Items —
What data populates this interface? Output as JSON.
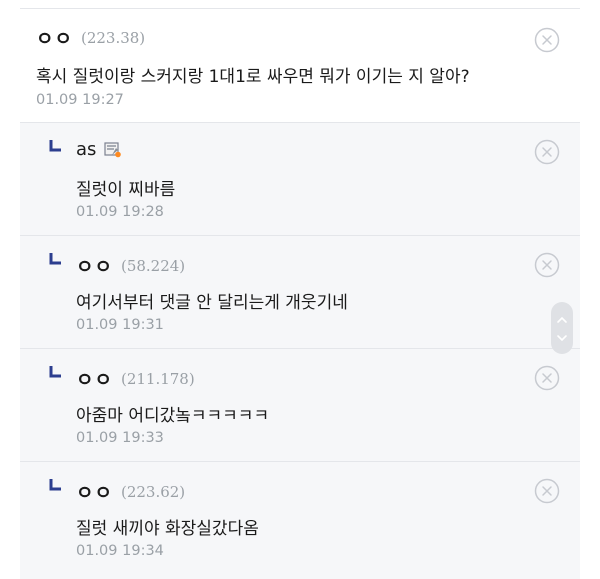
{
  "comments": [
    {
      "nickname": "ㅇㅇ",
      "ip": "(223.38)",
      "text": "혹시 질럿이랑 스커지랑 1대1로 싸우면 뭐가 이기는 지 알아?",
      "time": "01.09 19:27"
    }
  ],
  "replies": [
    {
      "nickname": "as",
      "ip": "",
      "badge_icon": "gallery-manager-badge-icon",
      "text": "질럿이 찌바름",
      "time": "01.09 19:28"
    },
    {
      "nickname": "ㅇㅇ",
      "ip": "(58.224)",
      "text": "여기서부터 댓글 안 달리는게 개웃기네",
      "time": "01.09 19:31"
    },
    {
      "nickname": "ㅇㅇ",
      "ip": "(211.178)",
      "text": "아줌마 어디갔놐ㅋㅋㅋㅋㅋ",
      "time": "01.09 19:33"
    },
    {
      "nickname": "ㅇㅇ",
      "ip": "(223.62)",
      "text": "질럿 새끼야 화장실갔다옴",
      "time": "01.09 19:34"
    }
  ],
  "icons": {
    "delete": "close-circle-icon",
    "reply_marker": "reply-arrow-icon",
    "scroll_up": "chevron-up-icon",
    "scroll_down": "chevron-down-icon"
  },
  "colors": {
    "reply_marker": "#2c3e8f",
    "meta_text": "#9aa0a6",
    "reply_background": "#f6f7f9",
    "divider": "#e4e6ea"
  }
}
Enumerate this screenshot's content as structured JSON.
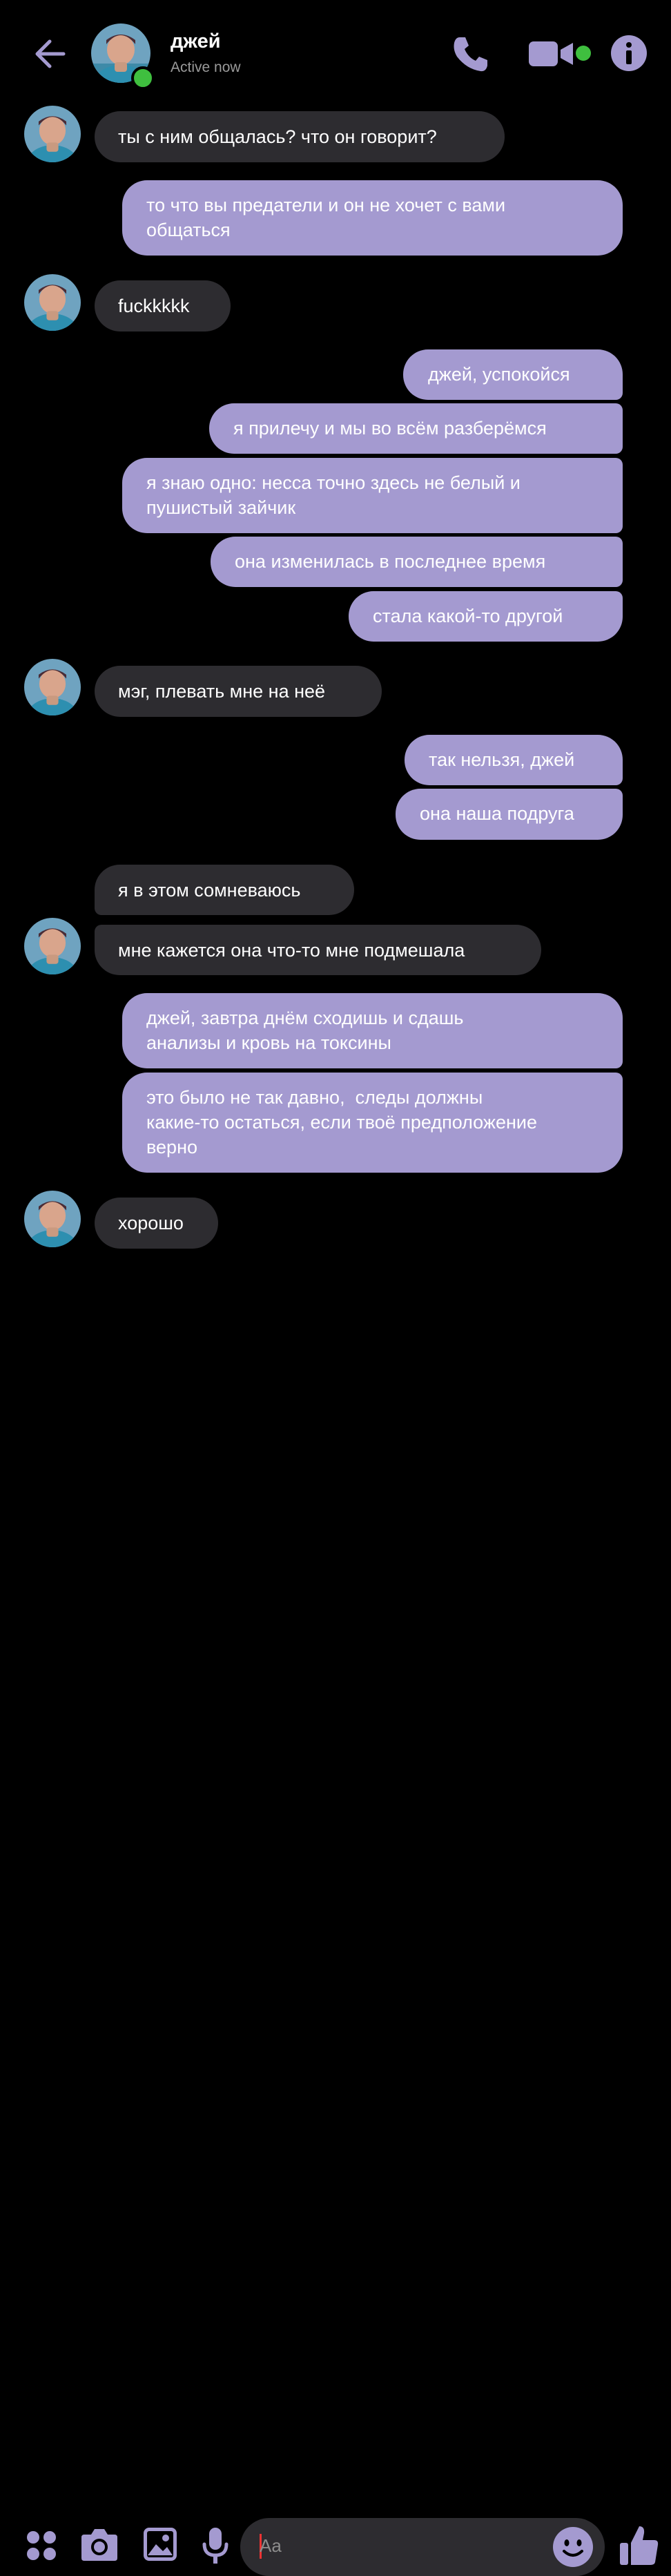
{
  "header": {
    "contact_name": "джей",
    "status": "Active now",
    "back_icon": "arrow-left-icon",
    "call_icon": "phone-icon",
    "video_icon": "video-camera-icon",
    "info_icon": "info-icon"
  },
  "messages": [
    {
      "from": "contact",
      "text": "ты с ним общалась? что он говорит?"
    },
    {
      "from": "me",
      "text": "то что вы предатели и он не хочет с вами\nобщаться"
    },
    {
      "from": "contact",
      "text": "fuckkkkk"
    },
    {
      "from": "me",
      "text": "джей, успокойся"
    },
    {
      "from": "me",
      "text": "я прилечу и мы во всём разберёмся"
    },
    {
      "from": "me",
      "text": "я знаю одно: несса точно здесь не белый и\nпушистый зайчик"
    },
    {
      "from": "me",
      "text": "она изменилась в последнее время"
    },
    {
      "from": "me",
      "text": "стала какой-то другой"
    },
    {
      "from": "contact",
      "text": "мэг, плевать мне на неё"
    },
    {
      "from": "me",
      "text": "так нельзя, джей"
    },
    {
      "from": "me",
      "text": "она наша подруга"
    },
    {
      "from": "contact",
      "text": "я в этом сомневаюсь"
    },
    {
      "from": "contact",
      "text": "мне кажется она что-то мне подмешала"
    },
    {
      "from": "me",
      "text": "джей, завтра днём сходишь и сдашь\nанализы и кровь на токсины"
    },
    {
      "from": "me",
      "text": "это было не так давно,  следы должны\nкакие-то остаться, если твоё предположение\nверно"
    },
    {
      "from": "contact",
      "text": "хорошо"
    }
  ],
  "composer": {
    "placeholder": "Aa",
    "menu_icon": "grid-dots-icon",
    "camera_icon": "camera-icon",
    "gallery_icon": "image-icon",
    "mic_icon": "microphone-icon",
    "emoji_icon": "smiley-icon",
    "like_icon": "thumbs-up-icon"
  },
  "colors": {
    "accent": "#a49ad0",
    "incoming_bubble": "#2d2c30",
    "online": "#3fbf3f",
    "background": "#000000"
  }
}
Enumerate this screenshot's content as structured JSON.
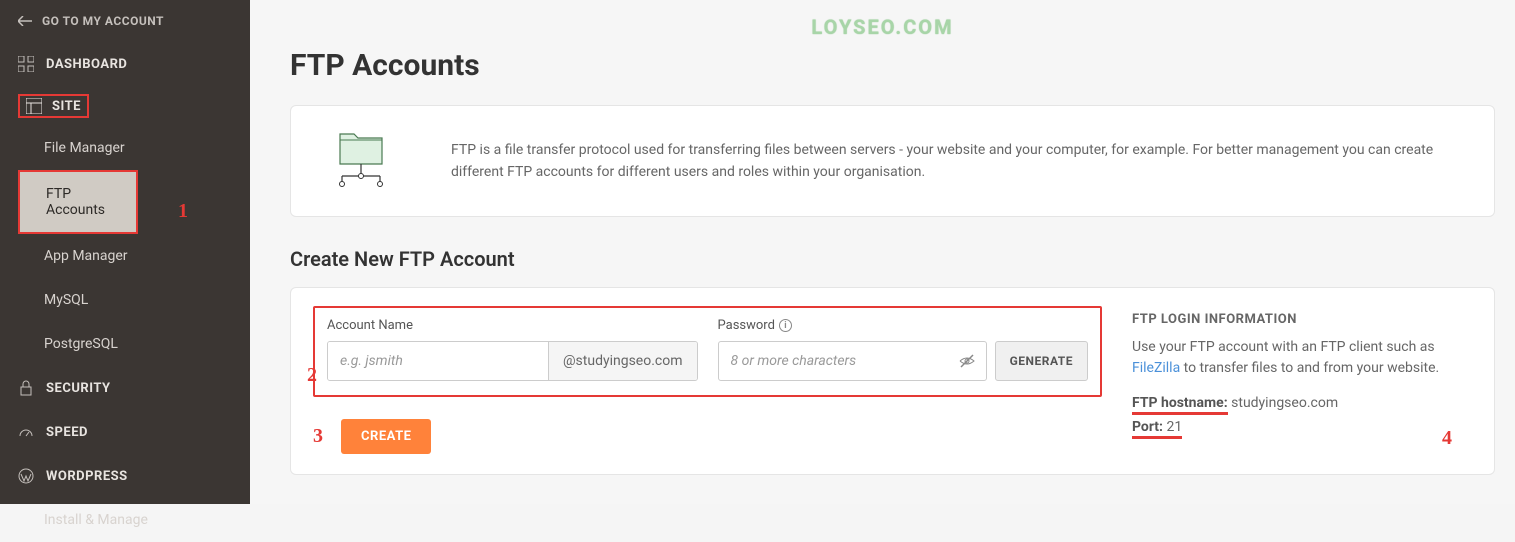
{
  "watermark": "LOYSEO.COM",
  "sidebar": {
    "back_label": "GO TO MY ACCOUNT",
    "sections": {
      "dashboard": "DASHBOARD",
      "site": "SITE",
      "security": "SECURITY",
      "speed": "SPEED",
      "wordpress": "WORDPRESS"
    },
    "site_items": {
      "file_manager": "File Manager",
      "ftp_accounts": "FTP Accounts",
      "app_manager": "App Manager",
      "mysql": "MySQL",
      "postgresql": "PostgreSQL"
    },
    "wp_items": {
      "install_manage": "Install & Manage"
    }
  },
  "page": {
    "title": "FTP Accounts",
    "description": "FTP is a file transfer protocol used for transferring files between servers - your website and your computer, for example. For better management you can create different FTP accounts for different users and roles within your organisation.",
    "create_title": "Create New FTP Account"
  },
  "form": {
    "account_label": "Account Name",
    "account_placeholder": "e.g. jsmith",
    "account_suffix": "@studyingseo.com",
    "password_label": "Password",
    "password_placeholder": "8 or more characters",
    "generate_label": "GENERATE",
    "create_label": "CREATE"
  },
  "login_info": {
    "title": "FTP LOGIN INFORMATION",
    "text_prefix": "Use your FTP account with an FTP client such as ",
    "link": "FileZilla",
    "text_suffix": " to transfer files to and from your website.",
    "hostname_label": "FTP hostname:",
    "hostname_value": "studyingseo.com",
    "port_label": "Port:",
    "port_value": "21"
  },
  "annotations": {
    "a1": "1",
    "a2": "2",
    "a3": "3",
    "a4": "4"
  }
}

Exercise — Without including any pictures, print all of the material exactly as given.

Completed task —
What data populates this interface? Output as JSON.
{
  "comments": [
    {
      "nickname": "ㅇㅇ",
      "ip": "(223.38)",
      "text": "혹시 질럿이랑 스커지랑 1대1로 싸우면 뭐가 이기는 지 알아?",
      "time": "01.09 19:27"
    }
  ],
  "replies": [
    {
      "nickname": "as",
      "ip": "",
      "badge_icon": "gallery-manager-badge-icon",
      "text": "질럿이 찌바름",
      "time": "01.09 19:28"
    },
    {
      "nickname": "ㅇㅇ",
      "ip": "(58.224)",
      "text": "여기서부터 댓글 안 달리는게 개웃기네",
      "time": "01.09 19:31"
    },
    {
      "nickname": "ㅇㅇ",
      "ip": "(211.178)",
      "text": "아줌마 어디갔놐ㅋㅋㅋㅋㅋ",
      "time": "01.09 19:33"
    },
    {
      "nickname": "ㅇㅇ",
      "ip": "(223.62)",
      "text": "질럿 새끼야 화장실갔다옴",
      "time": "01.09 19:34"
    }
  ],
  "icons": {
    "delete": "close-circle-icon",
    "reply_marker": "reply-arrow-icon",
    "scroll_up": "chevron-up-icon",
    "scroll_down": "chevron-down-icon"
  },
  "colors": {
    "reply_marker": "#2c3e8f",
    "meta_text": "#9aa0a6",
    "reply_background": "#f6f7f9",
    "divider": "#e4e6ea"
  }
}
Enumerate this screenshot's content as structured JSON.
{
  "header": {
    "contact_name": "джей",
    "status": "Active now",
    "back_icon": "arrow-left-icon",
    "call_icon": "phone-icon",
    "video_icon": "video-camera-icon",
    "info_icon": "info-icon"
  },
  "messages": [
    {
      "from": "contact",
      "text": "ты с ним общалась? что он говорит?"
    },
    {
      "from": "me",
      "text": "то что вы предатели и он не хочет с вами\nобщаться"
    },
    {
      "from": "contact",
      "text": "fuckkkkk"
    },
    {
      "from": "me",
      "text": "джей, успокойся"
    },
    {
      "from": "me",
      "text": "я прилечу и мы во всём разберёмся"
    },
    {
      "from": "me",
      "text": "я знаю одно: несса точно здесь не белый и\nпушистый зайчик"
    },
    {
      "from": "me",
      "text": "она изменилась в последнее время"
    },
    {
      "from": "me",
      "text": "стала какой-то другой"
    },
    {
      "from": "contact",
      "text": "мэг, плевать мне на неё"
    },
    {
      "from": "me",
      "text": "так нельзя, джей"
    },
    {
      "from": "me",
      "text": "она наша подруга"
    },
    {
      "from": "contact",
      "text": "я в этом сомневаюсь"
    },
    {
      "from": "contact",
      "text": "мне кажется она что-то мне подмешала"
    },
    {
      "from": "me",
      "text": "джей, завтра днём сходишь и сдашь\nанализы и кровь на токсины"
    },
    {
      "from": "me",
      "text": "это было не так давно,  следы должны\nкакие-то остаться, если твоё предположение\nверно"
    },
    {
      "from": "contact",
      "text": "хорошо"
    }
  ],
  "composer": {
    "placeholder": "Aa",
    "menu_icon": "grid-dots-icon",
    "camera_icon": "camera-icon",
    "gallery_icon": "image-icon",
    "mic_icon": "microphone-icon",
    "emoji_icon": "smiley-icon",
    "like_icon": "thumbs-up-icon"
  },
  "colors": {
    "accent": "#a49ad0",
    "incoming_bubble": "#2d2c30",
    "online": "#3fbf3f",
    "background": "#000000"
  }
}
Enumerate this screenshot's content as structured JSON.
{
  "watermark": "LOYSEO.COM",
  "sidebar": {
    "back_label": "GO TO MY ACCOUNT",
    "sections": {
      "dashboard": "DASHBOARD",
      "site": "SITE",
      "security": "SECURITY",
      "speed": "SPEED",
      "wordpress": "WORDPRESS"
    },
    "site_items": {
      "file_manager": "File Manager",
      "ftp_accounts": "FTP Accounts",
      "app_manager": "App Manager",
      "mysql": "MySQL",
      "postgresql": "PostgreSQL"
    },
    "wp_items": {
      "install_manage": "Install & Manage"
    }
  },
  "page": {
    "title": "FTP Accounts",
    "description": "FTP is a file transfer protocol used for transferring files between servers - your website and your computer, for example. For better management you can create different FTP accounts for different users and roles within your organisation.",
    "create_title": "Create New FTP Account"
  },
  "form": {
    "account_label": "Account Name",
    "account_placeholder": "e.g. jsmith",
    "account_suffix": "@studyingseo.com",
    "password_label": "Password",
    "password_placeholder": "8 or more characters",
    "generate_label": "GENERATE",
    "create_label": "CREATE"
  },
  "login_info": {
    "title": "FTP LOGIN INFORMATION",
    "text_prefix": "Use your FTP account with an FTP client such as ",
    "link": "FileZilla",
    "text_suffix": " to transfer files to and from your website.",
    "hostname_label": "FTP hostname:",
    "hostname_value": "studyingseo.com",
    "port_label": "Port:",
    "port_value": "21"
  },
  "annotations": {
    "a1": "1",
    "a2": "2",
    "a3": "3",
    "a4": "4"
  }
}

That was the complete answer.